● Supplied passage
>> start

19. I estimate the loss incurred by the defendant in respect of each of my contractual breaches to be in the region of a minimum of £0.25 to a maximum of £1.50 per each single event of default. I am unable to provide a more accurate figure at this time, due to the fact that the Defendant, and indeed all of the UK banks, remains highly secretive regarding the mechanisms of their systems and the costs associated in the charging process and of the events of default leading to a charge being made.

20. I am aware of in excess of 200 claims similar or identical in nature to the present case which have been brought against the Defendant bank in the last 18 months. In a significant number of these cases disclosure orders have been made obliging the defendant to substantiate its contention from paragraph * of its template defence that;

“The fees reflect and are proportionate to the Defendant's administrative expenses incurred due to the Claimant's breach of contract and are a genuine pre-estimate of the damage suffered by the Defendant.”

I understand that each and every time that such an order has been made, or indeed any other directions order, it has been breached by the Defendant who chooses instead to settle each and every claim without liability, typically shortly in advance of the scheduled hearing.

21. It is submitted that if the Defendant’s contention were to hold, it would be easily within the Defendant’s capability to halt the current flood of litigation being brought against it simply by disclosing details of its costs, thereby substantiating its contention that the charges are proportionate to its loss incurred as a result of the breach of contract from which they arise. I believe that is in the interest of the parties in the present case, the court, and of the wider public interest, for the Defendant to do so.

22. In view of the proceeding paragraphs, a preliminary request for information and clarification under CPR Part 18 was submitted to the Defendant on [date], relating specifically and directly to paragraph 9 of the defence, requesting information in respect of the "administrative expenses" referred to in the defence and how such expense is incurred - I.e whether manually or by a specific automated system or otherwise. A copy of the request is contained in the court bundle as [exhibit ***]. Upon the compliance of the Defendant I would then have been in a position to conduct further research and present to the court within submissions an accurate figure based upon the nature of the specific systems employed by the Defendant to process events of default. Regretfully, the Defenant chose to completely ignore the request.

My estimate of £0.25 - £1.50 is based upon the following;

23. My assessment of the costs of the charging process

Prior to the commencement of these proceedings, I asked the Defendant to provide evidence of any manual intervention that may have occurred in relation to my account, under a Subject Access Request pursuant to s.7 of the Data Protection Act 1998. No records of any manual intervention or involvement whatsoever could be provided. My Subject Access request letter and Abbey’s response letter are attached in support of this statement as exhibit ***.

>> end

● Dataset
>> start

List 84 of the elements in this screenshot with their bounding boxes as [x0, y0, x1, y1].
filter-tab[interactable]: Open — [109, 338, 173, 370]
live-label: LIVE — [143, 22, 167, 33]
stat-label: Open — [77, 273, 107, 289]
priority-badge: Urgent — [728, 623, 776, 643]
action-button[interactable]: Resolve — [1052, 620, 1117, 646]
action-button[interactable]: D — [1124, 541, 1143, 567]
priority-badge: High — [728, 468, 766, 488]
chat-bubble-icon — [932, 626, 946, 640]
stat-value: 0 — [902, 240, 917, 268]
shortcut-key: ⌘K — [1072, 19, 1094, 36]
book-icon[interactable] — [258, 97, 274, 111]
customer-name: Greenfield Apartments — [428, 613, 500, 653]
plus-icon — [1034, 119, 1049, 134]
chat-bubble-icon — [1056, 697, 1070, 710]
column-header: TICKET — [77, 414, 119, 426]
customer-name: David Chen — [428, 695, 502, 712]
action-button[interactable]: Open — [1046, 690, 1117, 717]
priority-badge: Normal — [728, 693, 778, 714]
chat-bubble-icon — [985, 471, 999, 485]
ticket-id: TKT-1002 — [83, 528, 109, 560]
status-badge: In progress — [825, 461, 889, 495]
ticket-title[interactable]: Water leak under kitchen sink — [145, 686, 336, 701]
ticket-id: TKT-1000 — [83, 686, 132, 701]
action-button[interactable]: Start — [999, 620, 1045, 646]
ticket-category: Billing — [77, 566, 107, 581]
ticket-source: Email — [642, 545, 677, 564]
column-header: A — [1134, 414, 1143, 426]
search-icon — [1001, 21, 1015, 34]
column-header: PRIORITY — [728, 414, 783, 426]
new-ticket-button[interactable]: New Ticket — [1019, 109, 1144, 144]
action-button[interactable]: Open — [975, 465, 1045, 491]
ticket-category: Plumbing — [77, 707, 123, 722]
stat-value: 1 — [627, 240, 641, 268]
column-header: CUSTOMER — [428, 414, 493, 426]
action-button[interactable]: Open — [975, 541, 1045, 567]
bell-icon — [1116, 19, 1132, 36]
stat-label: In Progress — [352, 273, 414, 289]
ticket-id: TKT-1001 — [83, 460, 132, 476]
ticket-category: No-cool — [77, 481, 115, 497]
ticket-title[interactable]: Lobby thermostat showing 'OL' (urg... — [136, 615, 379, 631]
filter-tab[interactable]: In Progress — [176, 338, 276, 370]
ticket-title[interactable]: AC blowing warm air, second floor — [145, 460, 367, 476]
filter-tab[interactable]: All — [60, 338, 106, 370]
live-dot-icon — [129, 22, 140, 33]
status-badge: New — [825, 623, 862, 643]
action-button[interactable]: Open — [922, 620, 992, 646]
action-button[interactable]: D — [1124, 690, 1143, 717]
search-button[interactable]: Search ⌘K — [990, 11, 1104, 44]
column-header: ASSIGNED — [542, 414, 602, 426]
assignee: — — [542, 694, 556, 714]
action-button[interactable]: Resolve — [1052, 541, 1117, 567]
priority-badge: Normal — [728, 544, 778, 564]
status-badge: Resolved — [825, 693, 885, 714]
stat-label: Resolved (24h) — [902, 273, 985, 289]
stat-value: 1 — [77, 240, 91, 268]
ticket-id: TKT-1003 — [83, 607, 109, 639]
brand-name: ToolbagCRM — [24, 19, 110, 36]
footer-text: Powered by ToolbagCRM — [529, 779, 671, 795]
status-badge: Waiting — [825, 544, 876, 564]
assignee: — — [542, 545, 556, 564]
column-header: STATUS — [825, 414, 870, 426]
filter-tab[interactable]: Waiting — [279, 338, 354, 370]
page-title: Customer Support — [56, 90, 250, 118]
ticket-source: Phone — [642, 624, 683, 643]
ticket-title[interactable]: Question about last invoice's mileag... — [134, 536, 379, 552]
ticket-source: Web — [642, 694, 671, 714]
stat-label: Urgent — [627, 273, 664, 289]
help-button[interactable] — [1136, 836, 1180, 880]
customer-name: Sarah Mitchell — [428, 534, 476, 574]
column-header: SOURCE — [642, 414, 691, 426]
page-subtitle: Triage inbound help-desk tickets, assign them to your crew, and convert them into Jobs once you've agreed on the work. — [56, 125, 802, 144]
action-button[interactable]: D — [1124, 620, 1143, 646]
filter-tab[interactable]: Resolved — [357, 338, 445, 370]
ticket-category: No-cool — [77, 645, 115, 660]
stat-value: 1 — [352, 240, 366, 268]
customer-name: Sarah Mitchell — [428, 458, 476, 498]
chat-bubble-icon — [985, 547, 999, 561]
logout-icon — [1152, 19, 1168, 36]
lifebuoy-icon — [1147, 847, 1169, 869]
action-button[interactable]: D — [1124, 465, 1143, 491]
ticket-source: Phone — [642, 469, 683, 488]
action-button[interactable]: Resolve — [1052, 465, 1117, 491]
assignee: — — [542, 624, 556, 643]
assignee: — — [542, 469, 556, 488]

>> end

Write the next part of the bank default charges statement at the top of the page, starting right after its last sentence.

Therefore, It is submitted that the Defendant’s charges are applied by a completely automated and computer driven process. This process consists of a computer system;

a) sending a computer generated letter if a customer exceeds authorised overdraft limit (even if by only a few pence) to advise the customer of the breach and resultant charges, or

b) returning a 'bounced' cheque plus notice to the customer, or

c) ‘bouncing’ a direct debit or standing order.

The costs of Data processing are nominal. Following some research into these processes and their costs I was able to obtain a list of prices from 'The Data Processing Company UK' which confirm that such costs can be reasonably measured in pence rather than pounds. Please find this list attached in support of this statement as exhibit ***.

It is therefore impossible to envisage how the Defendant can incur costs of £35 by carrying out a completely automated process. Note that the letter received notifying of a charge is identical in every instance, and if multiple breaches occurred on the same day, a separate letter will be sent in each instance, in separate envelopes. Two samples of these letters are attached to this statement as exhibit ***.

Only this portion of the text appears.